**YOUR INSTRUCTIONS:** Below are records to repeat exactly. Omit the pictures from the copy.

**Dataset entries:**
☆ ☆ ☆

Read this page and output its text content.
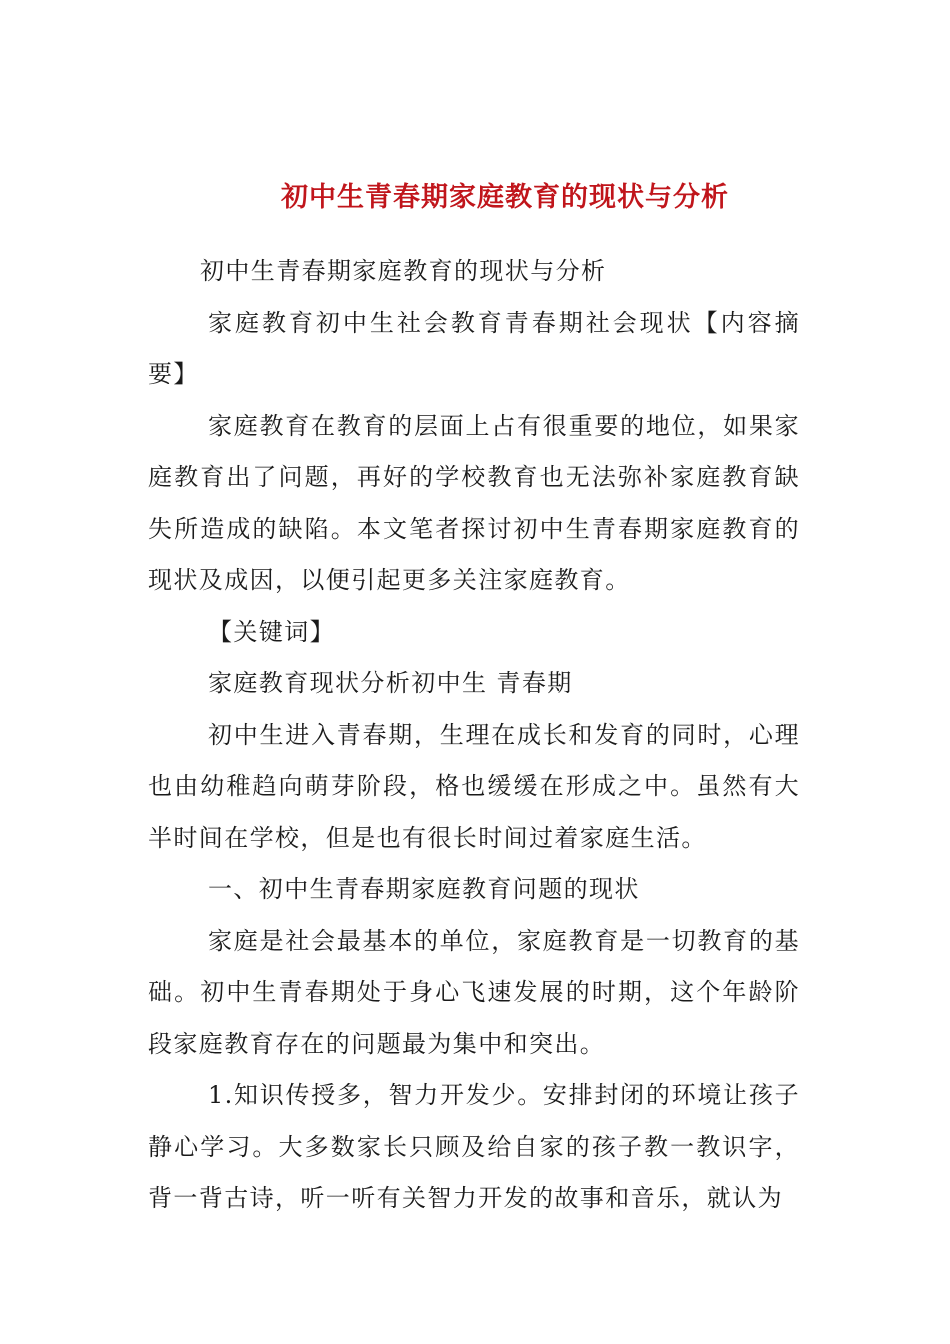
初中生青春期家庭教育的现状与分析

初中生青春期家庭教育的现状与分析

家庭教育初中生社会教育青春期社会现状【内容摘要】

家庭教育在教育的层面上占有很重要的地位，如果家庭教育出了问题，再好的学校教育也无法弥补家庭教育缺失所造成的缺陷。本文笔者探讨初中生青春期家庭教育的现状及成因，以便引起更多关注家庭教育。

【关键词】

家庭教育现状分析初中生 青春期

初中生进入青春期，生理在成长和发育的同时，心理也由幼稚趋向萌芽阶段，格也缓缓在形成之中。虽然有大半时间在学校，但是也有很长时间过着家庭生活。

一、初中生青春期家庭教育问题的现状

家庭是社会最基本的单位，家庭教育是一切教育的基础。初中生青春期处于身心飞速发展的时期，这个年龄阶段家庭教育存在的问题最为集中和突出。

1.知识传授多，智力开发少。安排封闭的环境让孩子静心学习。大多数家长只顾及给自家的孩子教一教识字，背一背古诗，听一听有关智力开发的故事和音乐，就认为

☆ ☆ ☆

**PROBLEM SOLUTION:**
Read this page and output its text content.
初中生青春期家庭教育的现状与分析

初中生青春期家庭教育的现状与分析

家庭教育初中生社会教育青春期社会现状【内容摘要】

家庭教育在教育的层面上占有很重要的地位，如果家庭教育出了问题，再好的学校教育也无法弥补家庭教育缺失所造成的缺陷。本文笔者探讨初中生青春期家庭教育的现状及成因，以便引起更多关注家庭教育。

【关键词】

家庭教育现状分析初中生 青春期

初中生进入青春期，生理在成长和发育的同时，心理也由幼稚趋向萌芽阶段，格也缓缓在形成之中。虽然有大半时间在学校，但是也有很长时间过着家庭生活。

一、初中生青春期家庭教育问题的现状

家庭是社会最基本的单位，家庭教育是一切教育的基础。初中生青春期处于身心飞速发展的时期，这个年龄阶段家庭教育存在的问题最为集中和突出。

1.知识传授多，智力开发少。安排封闭的环境让孩子静心学习。大多数家长只顾及给自家的孩子教一教识字，背一背古诗，听一听有关智力开发的故事和音乐，就认为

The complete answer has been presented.